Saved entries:
------------------------------------------------
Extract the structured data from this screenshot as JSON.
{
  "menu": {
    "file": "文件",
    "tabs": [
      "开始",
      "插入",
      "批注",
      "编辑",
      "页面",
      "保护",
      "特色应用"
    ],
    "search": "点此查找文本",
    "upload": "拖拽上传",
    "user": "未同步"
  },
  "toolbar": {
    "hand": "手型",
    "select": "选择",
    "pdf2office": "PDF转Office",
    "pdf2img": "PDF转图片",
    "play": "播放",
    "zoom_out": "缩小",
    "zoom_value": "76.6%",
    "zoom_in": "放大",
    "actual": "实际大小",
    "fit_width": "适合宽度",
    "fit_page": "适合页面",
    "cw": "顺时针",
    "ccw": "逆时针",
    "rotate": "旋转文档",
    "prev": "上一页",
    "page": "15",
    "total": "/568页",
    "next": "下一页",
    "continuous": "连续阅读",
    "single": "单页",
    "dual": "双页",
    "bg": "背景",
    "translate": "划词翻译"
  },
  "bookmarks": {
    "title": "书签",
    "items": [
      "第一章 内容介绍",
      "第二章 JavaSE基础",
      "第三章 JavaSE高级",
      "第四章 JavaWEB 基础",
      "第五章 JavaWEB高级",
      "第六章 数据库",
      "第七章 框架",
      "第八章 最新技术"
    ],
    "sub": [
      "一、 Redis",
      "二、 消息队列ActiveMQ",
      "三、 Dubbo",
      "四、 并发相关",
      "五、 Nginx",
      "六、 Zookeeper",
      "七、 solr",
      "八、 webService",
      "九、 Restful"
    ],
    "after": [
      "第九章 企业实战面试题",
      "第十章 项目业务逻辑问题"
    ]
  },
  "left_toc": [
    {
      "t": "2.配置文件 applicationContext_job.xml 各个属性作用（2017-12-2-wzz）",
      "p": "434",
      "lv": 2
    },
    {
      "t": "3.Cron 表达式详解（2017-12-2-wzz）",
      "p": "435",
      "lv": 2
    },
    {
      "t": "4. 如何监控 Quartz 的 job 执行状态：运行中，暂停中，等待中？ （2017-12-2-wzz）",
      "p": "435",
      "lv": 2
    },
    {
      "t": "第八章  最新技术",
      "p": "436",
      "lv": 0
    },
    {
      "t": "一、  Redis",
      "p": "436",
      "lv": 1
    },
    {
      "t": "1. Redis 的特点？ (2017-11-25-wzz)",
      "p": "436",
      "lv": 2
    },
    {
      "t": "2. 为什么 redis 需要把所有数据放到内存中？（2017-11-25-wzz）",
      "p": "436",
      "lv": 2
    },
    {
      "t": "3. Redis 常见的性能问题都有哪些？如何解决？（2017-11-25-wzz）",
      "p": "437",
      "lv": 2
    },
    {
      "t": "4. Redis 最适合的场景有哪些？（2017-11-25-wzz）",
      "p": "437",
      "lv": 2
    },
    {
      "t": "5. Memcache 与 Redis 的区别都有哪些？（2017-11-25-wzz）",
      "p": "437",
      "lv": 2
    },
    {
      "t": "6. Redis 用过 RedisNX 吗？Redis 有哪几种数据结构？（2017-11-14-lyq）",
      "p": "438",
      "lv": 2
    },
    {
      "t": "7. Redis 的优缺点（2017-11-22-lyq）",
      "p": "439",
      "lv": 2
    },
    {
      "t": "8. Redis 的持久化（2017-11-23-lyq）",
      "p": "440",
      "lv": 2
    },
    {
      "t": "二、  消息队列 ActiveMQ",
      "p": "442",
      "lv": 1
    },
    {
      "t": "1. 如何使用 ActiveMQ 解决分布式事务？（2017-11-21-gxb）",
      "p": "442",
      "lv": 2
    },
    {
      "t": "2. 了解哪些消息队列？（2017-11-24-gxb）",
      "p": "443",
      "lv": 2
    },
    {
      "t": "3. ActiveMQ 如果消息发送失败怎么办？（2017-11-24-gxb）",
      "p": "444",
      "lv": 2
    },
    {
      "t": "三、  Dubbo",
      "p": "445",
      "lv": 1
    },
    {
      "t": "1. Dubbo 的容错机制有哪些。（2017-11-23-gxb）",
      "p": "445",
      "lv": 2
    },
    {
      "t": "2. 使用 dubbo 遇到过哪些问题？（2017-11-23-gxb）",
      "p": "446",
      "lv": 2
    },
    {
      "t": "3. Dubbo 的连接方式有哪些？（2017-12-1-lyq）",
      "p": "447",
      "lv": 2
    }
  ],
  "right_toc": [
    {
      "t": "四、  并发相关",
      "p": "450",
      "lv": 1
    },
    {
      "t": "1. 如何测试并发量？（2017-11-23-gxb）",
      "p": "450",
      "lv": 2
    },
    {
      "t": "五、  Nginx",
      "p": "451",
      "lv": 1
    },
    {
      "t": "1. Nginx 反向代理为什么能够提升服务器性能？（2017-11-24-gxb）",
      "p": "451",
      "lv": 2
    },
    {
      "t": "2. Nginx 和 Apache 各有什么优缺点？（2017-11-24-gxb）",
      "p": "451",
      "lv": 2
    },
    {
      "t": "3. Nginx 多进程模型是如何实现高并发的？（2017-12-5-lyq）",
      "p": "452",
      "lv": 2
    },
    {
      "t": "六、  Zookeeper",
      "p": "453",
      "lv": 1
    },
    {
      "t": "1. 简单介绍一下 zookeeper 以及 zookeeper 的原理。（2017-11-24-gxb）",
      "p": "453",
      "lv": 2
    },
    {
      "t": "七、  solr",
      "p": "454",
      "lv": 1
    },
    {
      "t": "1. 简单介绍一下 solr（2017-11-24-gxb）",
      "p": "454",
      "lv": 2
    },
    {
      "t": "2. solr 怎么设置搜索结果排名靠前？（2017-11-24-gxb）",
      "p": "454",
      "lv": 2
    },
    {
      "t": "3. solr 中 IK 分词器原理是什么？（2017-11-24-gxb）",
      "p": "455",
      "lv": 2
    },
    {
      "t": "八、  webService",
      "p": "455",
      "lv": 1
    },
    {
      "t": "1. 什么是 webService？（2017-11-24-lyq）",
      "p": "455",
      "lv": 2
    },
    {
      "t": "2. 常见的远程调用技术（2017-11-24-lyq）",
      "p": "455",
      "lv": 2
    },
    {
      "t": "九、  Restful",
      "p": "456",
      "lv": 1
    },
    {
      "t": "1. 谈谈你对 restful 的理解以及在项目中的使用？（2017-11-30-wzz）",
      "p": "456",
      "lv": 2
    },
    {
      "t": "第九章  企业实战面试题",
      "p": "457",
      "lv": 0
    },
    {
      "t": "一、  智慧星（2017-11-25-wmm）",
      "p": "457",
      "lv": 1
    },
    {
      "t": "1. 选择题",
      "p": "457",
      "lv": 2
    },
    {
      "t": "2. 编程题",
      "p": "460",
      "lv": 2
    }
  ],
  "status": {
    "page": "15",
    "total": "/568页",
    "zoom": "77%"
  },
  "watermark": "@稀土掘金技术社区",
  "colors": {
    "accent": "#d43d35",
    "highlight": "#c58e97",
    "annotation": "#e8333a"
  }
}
------------------------------------------------
WHAT IS NEEDED: Copy out all lines above that include the string "webService".

ANSWER TO THE PROBLEM:
      "八、 webService",
      "t": "八、  webService",
      "t": "1. 什么是 webService？（2017-11-24-lyq）",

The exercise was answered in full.